**TASK PROMPT**
Word for word, retype every entry in the listing.

**RECORD EXTRACTS**
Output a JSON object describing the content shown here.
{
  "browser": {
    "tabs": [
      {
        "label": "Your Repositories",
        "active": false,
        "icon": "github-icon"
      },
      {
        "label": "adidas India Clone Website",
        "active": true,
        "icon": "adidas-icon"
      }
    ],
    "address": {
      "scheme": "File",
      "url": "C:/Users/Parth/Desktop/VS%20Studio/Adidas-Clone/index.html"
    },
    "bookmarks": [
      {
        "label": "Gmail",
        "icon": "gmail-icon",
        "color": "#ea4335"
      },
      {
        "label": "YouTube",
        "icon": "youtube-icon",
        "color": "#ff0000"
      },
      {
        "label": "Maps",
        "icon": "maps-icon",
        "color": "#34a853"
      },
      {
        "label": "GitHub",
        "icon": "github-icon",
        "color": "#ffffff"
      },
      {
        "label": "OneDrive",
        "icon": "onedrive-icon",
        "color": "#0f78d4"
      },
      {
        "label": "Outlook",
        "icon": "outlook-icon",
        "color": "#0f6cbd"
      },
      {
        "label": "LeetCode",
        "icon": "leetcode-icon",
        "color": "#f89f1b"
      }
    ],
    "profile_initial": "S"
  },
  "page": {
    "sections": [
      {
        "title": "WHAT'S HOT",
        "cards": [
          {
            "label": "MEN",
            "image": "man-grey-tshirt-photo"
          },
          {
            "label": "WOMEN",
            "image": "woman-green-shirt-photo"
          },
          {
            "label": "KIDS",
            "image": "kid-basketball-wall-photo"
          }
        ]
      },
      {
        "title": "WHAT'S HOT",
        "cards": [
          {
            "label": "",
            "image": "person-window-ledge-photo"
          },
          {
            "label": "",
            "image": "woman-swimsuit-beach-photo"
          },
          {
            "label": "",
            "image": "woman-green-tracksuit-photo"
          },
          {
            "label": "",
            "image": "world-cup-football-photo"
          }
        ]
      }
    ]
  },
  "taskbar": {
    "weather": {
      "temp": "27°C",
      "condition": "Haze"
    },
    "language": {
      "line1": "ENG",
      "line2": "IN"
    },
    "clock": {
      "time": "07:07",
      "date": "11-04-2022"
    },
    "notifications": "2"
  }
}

**THE ANSWER**
Output a JSON object describing the content shown here.
{
  "browser": {
    "tabs": [
      {
        "label": "Your Repositories",
        "active": false,
        "icon": "github-icon"
      },
      {
        "label": "adidas India Clone Website",
        "active": true,
        "icon": "adidas-icon"
      }
    ],
    "address": {
      "scheme": "File",
      "url": "C:/Users/Parth/Desktop/VS%20Studio/Adidas-Clone/index.html"
    },
    "bookmarks": [
      {
        "label": "Gmail",
        "icon": "gmail-icon",
        "color": "#ea4335"
      },
      {
        "label": "YouTube",
        "icon": "youtube-icon",
        "color": "#ff0000"
      },
      {
        "label": "Maps",
        "icon": "maps-icon",
        "color": "#34a853"
      },
      {
        "label": "GitHub",
        "icon": "github-icon",
        "color": "#ffffff"
      },
      {
        "label": "OneDrive",
        "icon": "onedrive-icon",
        "color": "#0f78d4"
      },
      {
        "label": "Outlook",
        "icon": "outlook-icon",
        "color": "#0f6cbd"
      },
      {
        "label": "LeetCode",
        "icon": "leetcode-icon",
        "color": "#f89f1b"
      }
    ],
    "profile_initial": "S"
  },
  "page": {
    "sections": [
      {
        "title": "WHAT'S HOT",
        "cards": [
          {
            "label": "MEN",
            "image": "man-grey-tshirt-photo"
          },
          {
            "label": "WOMEN",
            "image": "woman-green-shirt-photo"
          },
          {
            "label": "KIDS",
            "image": "kid-basketball-wall-photo"
          }
        ]
      },
      {
        "title": "WHAT'S HOT",
        "cards": [
          {
            "label": "",
            "image": "person-window-ledge-photo"
          },
          {
            "label": "",
            "image": "woman-swimsuit-beach-photo"
          },
          {
            "label": "",
            "image": "woman-green-tracksuit-photo"
          },
          {
            "label": "",
            "image": "world-cup-football-photo"
          }
        ]
      }
    ]
  },
  "taskbar": {
    "weather": {
      "temp": "27°C",
      "condition": "Haze"
    },
    "language": {
      "line1": "ENG",
      "line2": "IN"
    },
    "clock": {
      "time": "07:07",
      "date": "11-04-2022"
    },
    "notifications": "2"
  }
}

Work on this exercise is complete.